● Request
Bring together all lines of the material below that contain the string "Contains".
## start
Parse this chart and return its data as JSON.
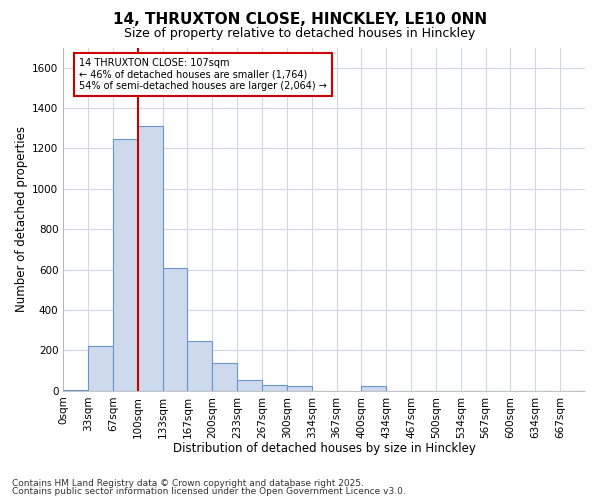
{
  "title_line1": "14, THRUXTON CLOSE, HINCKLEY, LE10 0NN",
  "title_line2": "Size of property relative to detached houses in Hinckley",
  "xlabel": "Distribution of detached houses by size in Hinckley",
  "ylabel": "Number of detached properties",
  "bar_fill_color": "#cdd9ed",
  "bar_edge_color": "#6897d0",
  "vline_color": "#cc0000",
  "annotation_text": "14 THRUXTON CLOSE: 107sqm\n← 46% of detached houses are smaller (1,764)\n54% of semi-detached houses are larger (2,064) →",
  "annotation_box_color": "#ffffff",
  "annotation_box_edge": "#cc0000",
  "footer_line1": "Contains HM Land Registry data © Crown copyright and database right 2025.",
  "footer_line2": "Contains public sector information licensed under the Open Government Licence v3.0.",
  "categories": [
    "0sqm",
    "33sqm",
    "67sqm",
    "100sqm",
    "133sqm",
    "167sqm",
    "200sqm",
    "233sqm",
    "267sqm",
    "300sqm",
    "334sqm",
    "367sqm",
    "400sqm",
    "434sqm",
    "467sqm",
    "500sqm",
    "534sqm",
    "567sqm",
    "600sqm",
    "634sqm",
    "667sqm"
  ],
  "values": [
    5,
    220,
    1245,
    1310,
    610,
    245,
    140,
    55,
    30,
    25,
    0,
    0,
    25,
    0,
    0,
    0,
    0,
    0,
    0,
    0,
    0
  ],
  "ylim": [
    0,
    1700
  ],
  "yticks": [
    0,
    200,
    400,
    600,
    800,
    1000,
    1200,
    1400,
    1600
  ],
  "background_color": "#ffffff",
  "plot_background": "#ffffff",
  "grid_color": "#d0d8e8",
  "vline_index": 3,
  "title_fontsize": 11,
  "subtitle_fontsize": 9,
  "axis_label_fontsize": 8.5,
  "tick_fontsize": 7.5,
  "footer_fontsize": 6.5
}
## end
## start
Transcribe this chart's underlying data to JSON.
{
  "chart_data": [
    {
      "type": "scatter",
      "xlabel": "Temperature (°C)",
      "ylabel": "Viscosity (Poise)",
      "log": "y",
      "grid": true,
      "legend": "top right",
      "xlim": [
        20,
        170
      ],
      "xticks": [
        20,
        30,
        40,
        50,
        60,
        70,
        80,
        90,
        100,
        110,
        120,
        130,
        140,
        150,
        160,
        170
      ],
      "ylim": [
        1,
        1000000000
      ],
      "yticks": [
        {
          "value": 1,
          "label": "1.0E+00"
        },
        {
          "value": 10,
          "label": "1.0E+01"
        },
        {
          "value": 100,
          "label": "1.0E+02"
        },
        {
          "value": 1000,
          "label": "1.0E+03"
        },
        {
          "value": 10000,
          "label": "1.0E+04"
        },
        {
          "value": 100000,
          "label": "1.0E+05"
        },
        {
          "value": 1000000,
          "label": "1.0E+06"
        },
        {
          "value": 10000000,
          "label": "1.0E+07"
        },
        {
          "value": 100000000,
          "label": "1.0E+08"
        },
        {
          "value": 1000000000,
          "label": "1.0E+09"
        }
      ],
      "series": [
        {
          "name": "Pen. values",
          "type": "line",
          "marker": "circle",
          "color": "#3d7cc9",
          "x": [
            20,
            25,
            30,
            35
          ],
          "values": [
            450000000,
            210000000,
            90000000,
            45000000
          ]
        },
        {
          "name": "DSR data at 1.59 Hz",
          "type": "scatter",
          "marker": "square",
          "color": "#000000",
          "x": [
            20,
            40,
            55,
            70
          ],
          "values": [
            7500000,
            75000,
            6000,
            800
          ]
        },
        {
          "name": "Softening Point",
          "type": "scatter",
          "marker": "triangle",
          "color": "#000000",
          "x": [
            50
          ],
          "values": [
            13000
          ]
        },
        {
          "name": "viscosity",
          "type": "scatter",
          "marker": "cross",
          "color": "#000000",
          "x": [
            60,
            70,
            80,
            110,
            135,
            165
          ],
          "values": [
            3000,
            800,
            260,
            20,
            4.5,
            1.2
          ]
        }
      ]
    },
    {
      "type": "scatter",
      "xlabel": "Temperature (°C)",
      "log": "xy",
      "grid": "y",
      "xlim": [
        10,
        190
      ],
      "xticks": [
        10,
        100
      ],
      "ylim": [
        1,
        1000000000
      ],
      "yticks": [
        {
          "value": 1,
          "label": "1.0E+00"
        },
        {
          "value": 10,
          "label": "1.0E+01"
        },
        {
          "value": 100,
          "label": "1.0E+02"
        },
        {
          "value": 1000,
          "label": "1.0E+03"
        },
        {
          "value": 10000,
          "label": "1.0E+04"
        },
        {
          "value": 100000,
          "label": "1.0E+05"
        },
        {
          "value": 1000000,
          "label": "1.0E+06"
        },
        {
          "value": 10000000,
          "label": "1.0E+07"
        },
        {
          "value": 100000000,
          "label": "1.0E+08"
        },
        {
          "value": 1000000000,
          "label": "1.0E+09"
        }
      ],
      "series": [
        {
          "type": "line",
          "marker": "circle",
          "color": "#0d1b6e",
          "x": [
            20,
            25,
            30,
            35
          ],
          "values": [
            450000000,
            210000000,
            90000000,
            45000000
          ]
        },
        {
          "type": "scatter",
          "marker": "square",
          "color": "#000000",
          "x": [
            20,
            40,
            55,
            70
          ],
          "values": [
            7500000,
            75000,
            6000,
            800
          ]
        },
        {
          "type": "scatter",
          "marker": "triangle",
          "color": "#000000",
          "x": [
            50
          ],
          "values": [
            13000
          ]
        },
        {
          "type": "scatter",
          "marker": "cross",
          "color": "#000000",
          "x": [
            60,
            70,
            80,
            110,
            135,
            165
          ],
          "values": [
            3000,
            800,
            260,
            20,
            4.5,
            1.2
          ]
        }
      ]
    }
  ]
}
## end
## start
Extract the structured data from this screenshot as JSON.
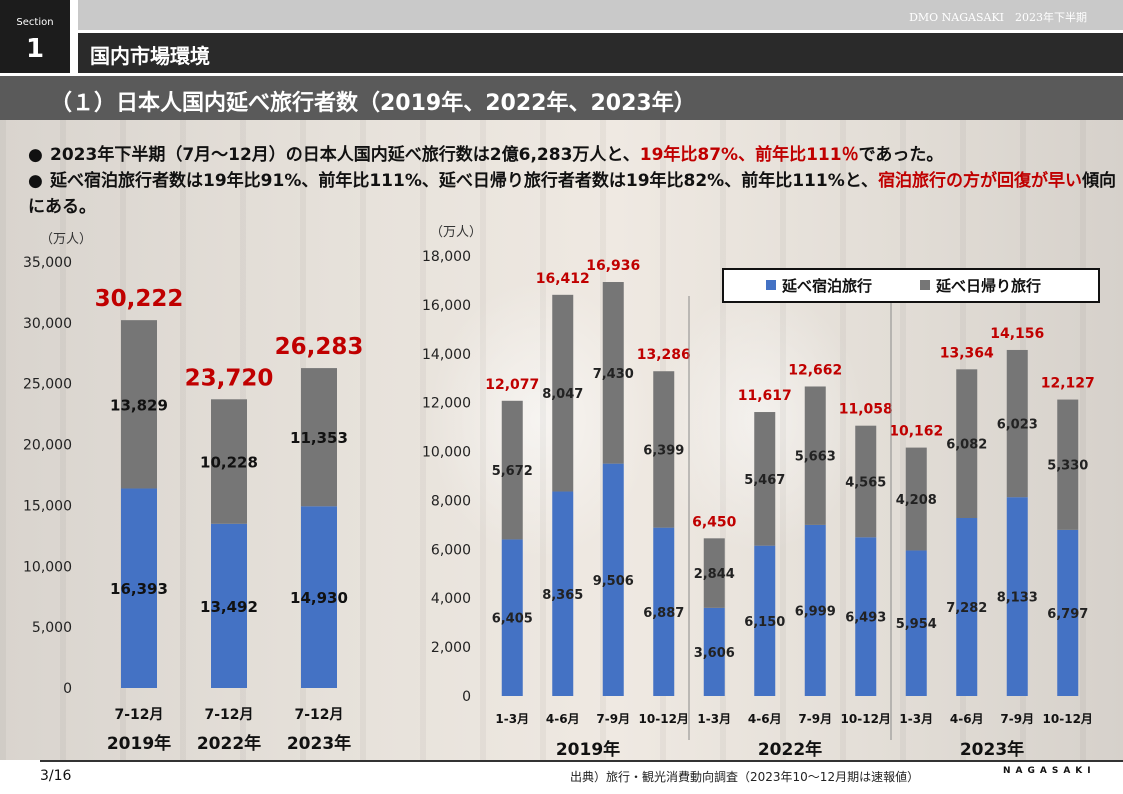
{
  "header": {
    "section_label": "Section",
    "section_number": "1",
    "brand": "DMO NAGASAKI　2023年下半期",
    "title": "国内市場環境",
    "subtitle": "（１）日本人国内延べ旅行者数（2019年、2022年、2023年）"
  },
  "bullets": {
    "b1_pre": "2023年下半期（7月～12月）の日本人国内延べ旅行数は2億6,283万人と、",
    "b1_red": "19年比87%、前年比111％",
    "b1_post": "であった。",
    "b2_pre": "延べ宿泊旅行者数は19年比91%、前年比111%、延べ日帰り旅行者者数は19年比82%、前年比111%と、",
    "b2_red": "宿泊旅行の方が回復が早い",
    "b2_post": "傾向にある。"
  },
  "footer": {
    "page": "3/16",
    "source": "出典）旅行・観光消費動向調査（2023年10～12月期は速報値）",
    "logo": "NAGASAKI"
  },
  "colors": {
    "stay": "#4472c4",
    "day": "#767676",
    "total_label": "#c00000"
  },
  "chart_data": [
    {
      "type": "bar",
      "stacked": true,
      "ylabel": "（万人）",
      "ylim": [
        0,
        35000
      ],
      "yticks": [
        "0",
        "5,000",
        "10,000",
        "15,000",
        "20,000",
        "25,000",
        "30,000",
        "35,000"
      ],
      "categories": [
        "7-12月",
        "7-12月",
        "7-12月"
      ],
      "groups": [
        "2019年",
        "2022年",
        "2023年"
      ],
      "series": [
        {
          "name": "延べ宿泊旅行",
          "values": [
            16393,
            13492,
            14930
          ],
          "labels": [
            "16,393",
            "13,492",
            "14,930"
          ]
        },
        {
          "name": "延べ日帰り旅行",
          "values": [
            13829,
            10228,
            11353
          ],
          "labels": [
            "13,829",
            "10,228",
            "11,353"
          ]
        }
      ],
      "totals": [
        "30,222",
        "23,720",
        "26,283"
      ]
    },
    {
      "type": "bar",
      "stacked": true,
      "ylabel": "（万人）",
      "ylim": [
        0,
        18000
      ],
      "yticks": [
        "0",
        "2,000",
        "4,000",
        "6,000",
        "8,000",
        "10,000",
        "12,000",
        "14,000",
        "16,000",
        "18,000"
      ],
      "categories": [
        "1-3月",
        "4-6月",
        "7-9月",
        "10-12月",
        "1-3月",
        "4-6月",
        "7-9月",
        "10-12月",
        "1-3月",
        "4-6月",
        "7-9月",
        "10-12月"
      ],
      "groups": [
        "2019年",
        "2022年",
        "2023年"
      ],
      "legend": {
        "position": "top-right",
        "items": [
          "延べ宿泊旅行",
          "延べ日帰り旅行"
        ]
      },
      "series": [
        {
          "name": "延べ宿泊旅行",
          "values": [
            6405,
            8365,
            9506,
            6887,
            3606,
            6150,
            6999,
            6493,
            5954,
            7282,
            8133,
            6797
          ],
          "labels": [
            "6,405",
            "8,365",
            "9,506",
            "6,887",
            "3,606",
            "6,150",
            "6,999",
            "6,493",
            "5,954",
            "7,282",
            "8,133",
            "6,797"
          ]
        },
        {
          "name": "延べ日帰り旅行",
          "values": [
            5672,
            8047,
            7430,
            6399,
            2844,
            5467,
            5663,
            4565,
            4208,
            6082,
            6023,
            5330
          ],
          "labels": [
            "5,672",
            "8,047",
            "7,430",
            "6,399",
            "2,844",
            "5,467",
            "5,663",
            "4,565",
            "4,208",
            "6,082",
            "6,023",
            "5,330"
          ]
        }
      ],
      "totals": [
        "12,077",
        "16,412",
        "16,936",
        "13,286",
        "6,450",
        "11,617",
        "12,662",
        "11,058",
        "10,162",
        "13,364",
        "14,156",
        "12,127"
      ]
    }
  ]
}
## end
● Exercise solution
  "footer_line1": "Contains HM Land Registry data © Crown copyright and database right 2025.",
  "footer_line2": "Contains public sector information licensed under the Open Government Licence v3.0.",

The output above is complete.